What's needed is a full, exact retyping of the records.
+ + + + + + +
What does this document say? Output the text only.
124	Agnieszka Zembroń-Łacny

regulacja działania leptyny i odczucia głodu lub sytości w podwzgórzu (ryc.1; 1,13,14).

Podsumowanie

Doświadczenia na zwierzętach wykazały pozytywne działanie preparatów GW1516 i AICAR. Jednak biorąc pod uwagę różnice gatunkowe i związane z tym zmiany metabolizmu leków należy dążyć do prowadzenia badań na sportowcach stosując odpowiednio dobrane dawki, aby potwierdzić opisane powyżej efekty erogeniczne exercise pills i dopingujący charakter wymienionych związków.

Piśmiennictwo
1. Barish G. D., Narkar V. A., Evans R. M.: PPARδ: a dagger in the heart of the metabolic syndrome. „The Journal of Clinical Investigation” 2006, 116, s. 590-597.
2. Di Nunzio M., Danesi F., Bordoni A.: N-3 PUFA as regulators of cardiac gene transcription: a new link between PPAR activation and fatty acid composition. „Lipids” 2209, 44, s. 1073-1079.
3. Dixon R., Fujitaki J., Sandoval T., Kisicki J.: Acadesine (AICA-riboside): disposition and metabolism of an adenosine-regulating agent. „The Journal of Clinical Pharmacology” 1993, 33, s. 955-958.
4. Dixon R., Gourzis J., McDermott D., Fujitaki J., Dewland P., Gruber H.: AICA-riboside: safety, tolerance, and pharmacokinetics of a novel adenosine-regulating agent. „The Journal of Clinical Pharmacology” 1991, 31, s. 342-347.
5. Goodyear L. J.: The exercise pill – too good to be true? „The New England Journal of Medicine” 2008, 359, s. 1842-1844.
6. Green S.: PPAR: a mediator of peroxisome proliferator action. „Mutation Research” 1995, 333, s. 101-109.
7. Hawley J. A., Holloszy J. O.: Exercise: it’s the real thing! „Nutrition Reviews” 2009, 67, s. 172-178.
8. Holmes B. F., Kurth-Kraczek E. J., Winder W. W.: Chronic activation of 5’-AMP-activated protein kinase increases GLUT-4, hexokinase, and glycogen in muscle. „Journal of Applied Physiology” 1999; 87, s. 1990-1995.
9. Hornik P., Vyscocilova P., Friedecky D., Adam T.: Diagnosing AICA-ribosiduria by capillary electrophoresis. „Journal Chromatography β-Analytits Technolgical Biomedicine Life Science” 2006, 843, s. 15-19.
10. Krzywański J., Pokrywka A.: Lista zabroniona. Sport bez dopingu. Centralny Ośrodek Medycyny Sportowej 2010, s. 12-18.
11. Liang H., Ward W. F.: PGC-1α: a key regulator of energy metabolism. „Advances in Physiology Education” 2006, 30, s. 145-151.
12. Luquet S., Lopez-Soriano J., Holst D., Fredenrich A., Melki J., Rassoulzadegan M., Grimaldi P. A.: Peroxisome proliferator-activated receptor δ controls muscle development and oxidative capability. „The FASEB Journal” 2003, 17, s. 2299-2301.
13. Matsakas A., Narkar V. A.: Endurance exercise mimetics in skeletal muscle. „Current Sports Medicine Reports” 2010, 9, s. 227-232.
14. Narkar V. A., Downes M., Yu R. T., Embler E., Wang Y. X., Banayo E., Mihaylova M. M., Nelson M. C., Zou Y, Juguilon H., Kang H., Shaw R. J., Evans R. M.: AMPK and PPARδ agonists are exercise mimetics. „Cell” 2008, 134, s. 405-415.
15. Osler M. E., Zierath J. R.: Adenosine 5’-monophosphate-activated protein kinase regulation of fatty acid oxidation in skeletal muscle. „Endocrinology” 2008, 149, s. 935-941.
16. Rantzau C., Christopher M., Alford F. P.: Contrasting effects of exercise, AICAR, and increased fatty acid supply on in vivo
+ + + + + + +
Your response:
What does this document say? Output the text only.
124	Agnieszka Zembroń-Łacny

regulacja działania leptyny i odczucia głodu lub sytości w podwzgórzu (ryc.1; 1,13,14).

Podsumowanie

Doświadczenia na zwierzętach wykazały pozytywne działanie preparatów GW1516 i AICAR. Jednak biorąc pod uwagę różnice gatunkowe i związane z tym zmiany metabolizmu leków należy dążyć do prowadzenia badań na sportowcach stosując odpowiednio dobrane dawki, aby potwierdzić opisane powyżej efekty erogeniczne exercise pills i dopingujący charakter wymienionych związków.

Piśmiennictwo
1. Barish G. D., Narkar V. A., Evans R. M.: PPARδ: a dagger in the heart of the metabolic syndrome. „The Journal of Clinical Investigation” 2006, 116, s. 590-597.
2. Di Nunzio M., Danesi F., Bordoni A.: N-3 PUFA as regulators of cardiac gene transcription: a new link between PPAR activation and fatty acid composition. „Lipids” 2209, 44, s. 1073-1079.
3. Dixon R., Fujitaki J., Sandoval T., Kisicki J.: Acadesine (AICA-riboside): disposition and metabolism of an adenosine-regulating agent. „The Journal of Clinical Pharmacology” 1993, 33, s. 955-958.
4. Dixon R., Gourzis J., McDermott D., Fujitaki J., Dewland P., Gruber H.: AICA-riboside: safety, tolerance, and pharmacokinetics of a novel adenosine-regulating agent. „The Journal of Clinical Pharmacology” 1991, 31, s. 342-347.
5. Goodyear L. J.: The exercise pill – too good to be true? „The New England Journal of Medicine” 2008, 359, s. 1842-1844.
6. Green S.: PPAR: a mediator of peroxisome proliferator action. „Mutation Research” 1995, 333, s. 101-109.
7. Hawley J. A., Holloszy J. O.: Exercise: it’s the real thing! „Nutrition Reviews” 2009, 67, s. 172-178.
8. Holmes B. F., Kurth-Kraczek E. J., Winder W. W.: Chronic activation of 5’-AMP-activated protein kinase increases GLUT-4, hexokinase, and glycogen in muscle. „Journal of Applied Physiology” 1999; 87, s. 1990-1995.
9. Hornik P., Vyscocilova P., Friedecky D., Adam T.: Diagnosing AICA-ribosiduria by capillary electrophoresis. „Journal Chromatography β-Analytits Technolgical Biomedicine Life Science” 2006, 843, s. 15-19.
10. Krzywański J., Pokrywka A.: Lista zabroniona. Sport bez dopingu. Centralny Ośrodek Medycyny Sportowej 2010, s. 12-18.
11. Liang H., Ward W. F.: PGC-1α: a key regulator of energy metabolism. „Advances in Physiology Education” 2006, 30, s. 145-151.
12. Luquet S., Lopez-Soriano J., Holst D., Fredenrich A., Melki J., Rassoulzadegan M., Grimaldi P. A.: Peroxisome proliferator-activated receptor δ controls muscle development and oxidative capability. „The FASEB Journal” 2003, 17, s. 2299-2301.
13. Matsakas A., Narkar V. A.: Endurance exercise mimetics in skeletal muscle. „Current Sports Medicine Reports” 2010, 9, s. 227-232.
14. Narkar V. A., Downes M., Yu R. T., Embler E., Wang Y. X., Banayo E., Mihaylova M. M., Nelson M. C., Zou Y, Juguilon H., Kang H., Shaw R. J., Evans R. M.: AMPK and PPARδ agonists are exercise mimetics. „Cell” 2008, 134, s. 405-415.
15. Osler M. E., Zierath J. R.: Adenosine 5’-monophosphate-activated protein kinase regulation of fatty acid oxidation in skeletal muscle. „Endocrinology” 2008, 149, s. 935-941.
16. Rantzau C., Christopher M., Alford F. P.: Contrasting effects of exercise, AICAR, and increased fatty acid supply on in vivo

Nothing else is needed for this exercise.